■ EXERCISE DESCRIPTION ■
Can you return, unchanged, the lines from the one that contains "Convert this screenshot" to the last line, with the pictures left out?

■ SUPPLIED MATERIAL ■
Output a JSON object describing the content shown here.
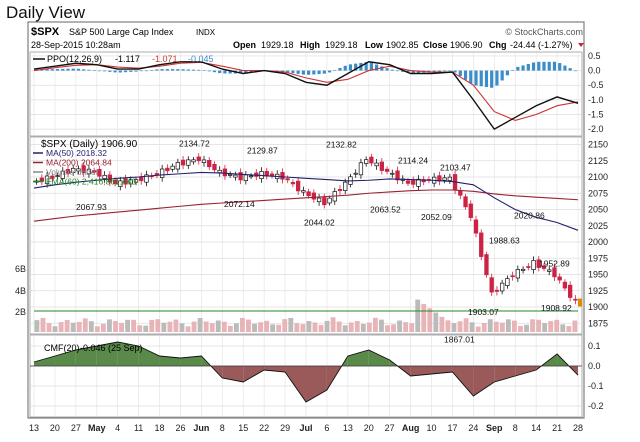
{
  "page": {
    "title": "Daily View",
    "watermark": "© StockCharts.com"
  },
  "header": {
    "symbol": "$SPX",
    "name": "S&P 500 Large Cap Index",
    "exchange": "INDX",
    "date": "28-Sep-2015 10:28am",
    "open_label": "Open",
    "open": "1929.18",
    "high_label": "High",
    "high": "1929.18",
    "low_label": "Low",
    "low": "1902.85",
    "close": "1906.90",
    "chg_label": "Chg",
    "chg": "-24.44 (-1.27%)"
  },
  "ppo": {
    "label": "PPO(12,26,9)",
    "v1": "-1.117",
    "v2": "-1.071",
    "v3": "-0.045",
    "ticks": [
      "0.5",
      "0.0",
      "-0.5",
      "-1.0",
      "-1.5",
      "-2.0"
    ],
    "colors": {
      "ppo": "#111111",
      "signal": "#cc3333",
      "hist": "#3a8dc8"
    }
  },
  "price": {
    "label": "$SPX (Daily) 1906.90",
    "legend": [
      {
        "name": "MA(50) 2018.32",
        "color": "#22226a"
      },
      {
        "name": "MA(200) 2064.84",
        "color": "#992233"
      },
      {
        "name": "Volume undef",
        "color": "#888888"
      },
      {
        "name": "EMA(60) 2,416,861,440",
        "color": "#228822"
      }
    ],
    "ticks": [
      "2150",
      "2125",
      "2100",
      "2075",
      "2050",
      "2025",
      "2000",
      "1975",
      "1950",
      "1925",
      "1900",
      "1875"
    ],
    "vol_ticks": [
      "6B",
      "4B",
      "2B"
    ],
    "annotations": [
      "2134.72",
      "2129.87",
      "2132.82",
      "2114.24",
      "2103.47",
      "2067.93",
      "2072.14",
      "2044.02",
      "2063.52",
      "2052.09",
      "2020.86",
      "1988.63",
      "1952.89",
      "1908.92",
      "1903.07",
      "1867.01"
    ],
    "last_price": "1906.90",
    "colors": {
      "up": "#111111",
      "down": "#cc2244",
      "ma50": "#22226a",
      "ma200": "#992233",
      "vol": "#e8b4b8",
      "ema": "#228822",
      "last": "#e08a00"
    }
  },
  "cmf": {
    "label": "CMF(20)",
    "value": "-0.046 (25 Sep)",
    "ticks": [
      "0.1",
      "0.0",
      "-0.1",
      "-0.2"
    ],
    "colors": {
      "pos": "#5a8a4a",
      "neg": "#9a5a5a"
    }
  },
  "xaxis": {
    "labels": [
      "13",
      "20",
      "27",
      "May",
      "4",
      "11",
      "18",
      "26",
      "Jun",
      "8",
      "15",
      "22",
      "29",
      "Jul",
      "6",
      "13",
      "20",
      "27",
      "Aug",
      "10",
      "17",
      "24",
      "Sep",
      "8",
      "14",
      "21",
      "28"
    ]
  },
  "chart_data": [
    {
      "type": "line",
      "title": "$SPX (Daily) 1906.90",
      "ylim": [
        1860,
        2160
      ],
      "x": [
        "13",
        "20",
        "27",
        "May",
        "4",
        "11",
        "18",
        "26",
        "Jun",
        "8",
        "15",
        "22",
        "29",
        "Jul",
        "6",
        "13",
        "20",
        "27",
        "Aug",
        "10",
        "17",
        "24",
        "Sep",
        "8",
        "14",
        "21",
        "28"
      ],
      "series": [
        {
          "name": "$SPX (Daily) 1906.90",
          "values": [
            2092,
            2100,
            2112,
            2108,
            2090,
            2095,
            2105,
            2120,
            2128,
            2107,
            2099,
            2105,
            2100,
            2076,
            2060,
            2090,
            2128,
            2108,
            2090,
            2096,
            2098,
            2040,
            1920,
            1950,
            1968,
            1950,
            1907
          ]
        },
        {
          "name": "MA(50) 2018.32",
          "values": [
            2083,
            2088,
            2092,
            2095,
            2098,
            2100,
            2103,
            2105,
            2107,
            2106,
            2104,
            2102,
            2100,
            2098,
            2096,
            2094,
            2095,
            2097,
            2096,
            2095,
            2093,
            2088,
            2068,
            2050,
            2038,
            2030,
            2018
          ]
        },
        {
          "name": "MA(200) 2064.84",
          "values": [
            2032,
            2036,
            2040,
            2043,
            2046,
            2049,
            2052,
            2055,
            2058,
            2060,
            2062,
            2064,
            2066,
            2068,
            2070,
            2072,
            2075,
            2077,
            2079,
            2080,
            2080,
            2078,
            2074,
            2071,
            2069,
            2067,
            2065
          ]
        }
      ]
    },
    {
      "type": "line",
      "title": "PPO(12,26,9)",
      "ylim": [
        -2.2,
        0.6
      ],
      "x": [
        "13",
        "20",
        "27",
        "May",
        "4",
        "11",
        "18",
        "26",
        "Jun",
        "8",
        "15",
        "22",
        "29",
        "Jul",
        "6",
        "13",
        "20",
        "27",
        "Aug",
        "10",
        "17",
        "24",
        "Sep",
        "8",
        "14",
        "21",
        "28"
      ],
      "series": [
        {
          "name": "PPO(12,26,9)",
          "values": [
            0.05,
            0.15,
            0.25,
            0.2,
            0.05,
            0.05,
            0.2,
            0.3,
            0.3,
            0.05,
            -0.1,
            0.0,
            -0.1,
            -0.4,
            -0.5,
            -0.1,
            0.3,
            0.2,
            -0.1,
            -0.1,
            -0.05,
            -1.0,
            -2.0,
            -1.6,
            -1.2,
            -0.9,
            -1.117
          ]
        },
        {
          "name": "Signal",
          "values": [
            0.0,
            0.1,
            0.18,
            0.2,
            0.12,
            0.08,
            0.15,
            0.25,
            0.28,
            0.15,
            0.0,
            0.0,
            -0.05,
            -0.25,
            -0.4,
            -0.3,
            0.0,
            0.15,
            0.0,
            -0.05,
            -0.05,
            -0.5,
            -1.4,
            -1.7,
            -1.5,
            -1.2,
            -1.071
          ]
        },
        {
          "name": "Histogram",
          "values": [
            0.05,
            0.05,
            0.07,
            0.0,
            -0.07,
            -0.03,
            0.05,
            0.05,
            0.02,
            -0.1,
            -0.1,
            0.0,
            -0.05,
            -0.15,
            -0.1,
            0.2,
            0.3,
            0.05,
            -0.1,
            -0.05,
            0.0,
            -0.5,
            -0.6,
            0.1,
            0.3,
            0.3,
            -0.045
          ]
        }
      ]
    },
    {
      "type": "area",
      "title": "CMF(20)",
      "ylim": [
        -0.25,
        0.15
      ],
      "x": [
        "13",
        "20",
        "27",
        "May",
        "4",
        "11",
        "18",
        "26",
        "Jun",
        "8",
        "15",
        "22",
        "29",
        "Jul",
        "6",
        "13",
        "20",
        "27",
        "Aug",
        "10",
        "17",
        "24",
        "Sep",
        "8",
        "14",
        "21",
        "28"
      ],
      "series": [
        {
          "name": "CMF(20)",
          "values": [
            0.02,
            0.05,
            0.08,
            0.1,
            0.12,
            0.1,
            0.05,
            0.04,
            0.05,
            -0.06,
            -0.08,
            -0.02,
            -0.03,
            -0.18,
            -0.12,
            0.05,
            0.08,
            0.03,
            -0.05,
            -0.04,
            -0.03,
            -0.15,
            -0.08,
            -0.05,
            -0.02,
            0.06,
            -0.046
          ]
        }
      ]
    }
  ]
}
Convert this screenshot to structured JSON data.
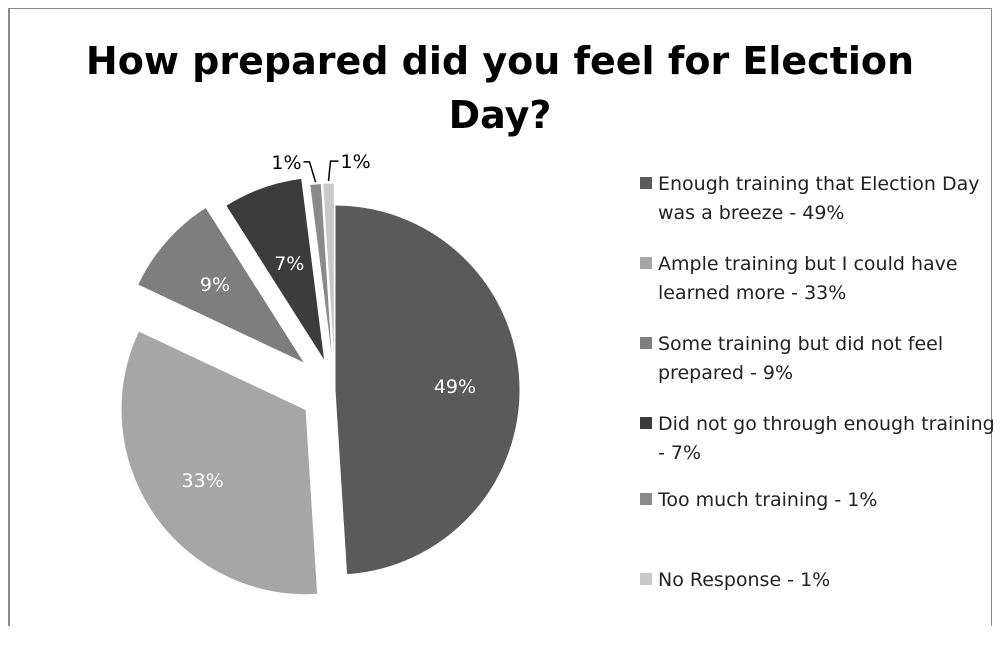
{
  "chart_data": {
    "type": "pie",
    "title": "How prepared did you feel for Election Day?",
    "slices": [
      {
        "legend": "Enough training that Election Day was a breeze - 49%",
        "label": "49%",
        "value": 49,
        "color": "#5a5a5a",
        "label_color": "#ffffff"
      },
      {
        "legend": "Ample training but I could have learned more - 33%",
        "label": "33%",
        "value": 33,
        "color": "#a6a6a6",
        "label_color": "#ffffff"
      },
      {
        "legend": "Some training but did not feel prepared - 9%",
        "label": "9%",
        "value": 9,
        "color": "#7e7e7e",
        "label_color": "#ffffff"
      },
      {
        "legend": "Did not go through enough training - 7%",
        "label": "7%",
        "value": 7,
        "color": "#3c3c3c",
        "label_color": "#ffffff"
      },
      {
        "legend": "Too much training - 1%",
        "label": "1%",
        "value": 1,
        "color": "#8a8a8a",
        "label_color": "#000000"
      },
      {
        "legend": "No Response - 1%",
        "label": "1%",
        "value": 1,
        "color": "#c8c8c8",
        "label_color": "#000000"
      }
    ],
    "exploded": true,
    "legend_position": "right"
  }
}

■ SOLUTION TO THE EXERCISE ■
Convert this screenshot to structured JSON data.
{
  "chart_data": {
    "type": "pie",
    "title": "How prepared did you feel for Election Day?",
    "slices": [
      {
        "legend": "Enough training that Election Day was a breeze - 49%",
        "label": "49%",
        "value": 49,
        "color": "#5a5a5a",
        "label_color": "#ffffff"
      },
      {
        "legend": "Ample training but I could have learned more - 33%",
        "label": "33%",
        "value": 33,
        "color": "#a6a6a6",
        "label_color": "#ffffff"
      },
      {
        "legend": "Some training but did not feel prepared - 9%",
        "label": "9%",
        "value": 9,
        "color": "#7e7e7e",
        "label_color": "#ffffff"
      },
      {
        "legend": "Did not go through enough training - 7%",
        "label": "7%",
        "value": 7,
        "color": "#3c3c3c",
        "label_color": "#ffffff"
      },
      {
        "legend": "Too much training - 1%",
        "label": "1%",
        "value": 1,
        "color": "#8a8a8a",
        "label_color": "#000000"
      },
      {
        "legend": "No Response - 1%",
        "label": "1%",
        "value": 1,
        "color": "#c8c8c8",
        "label_color": "#000000"
      }
    ],
    "exploded": true,
    "legend_position": "right"
  }
}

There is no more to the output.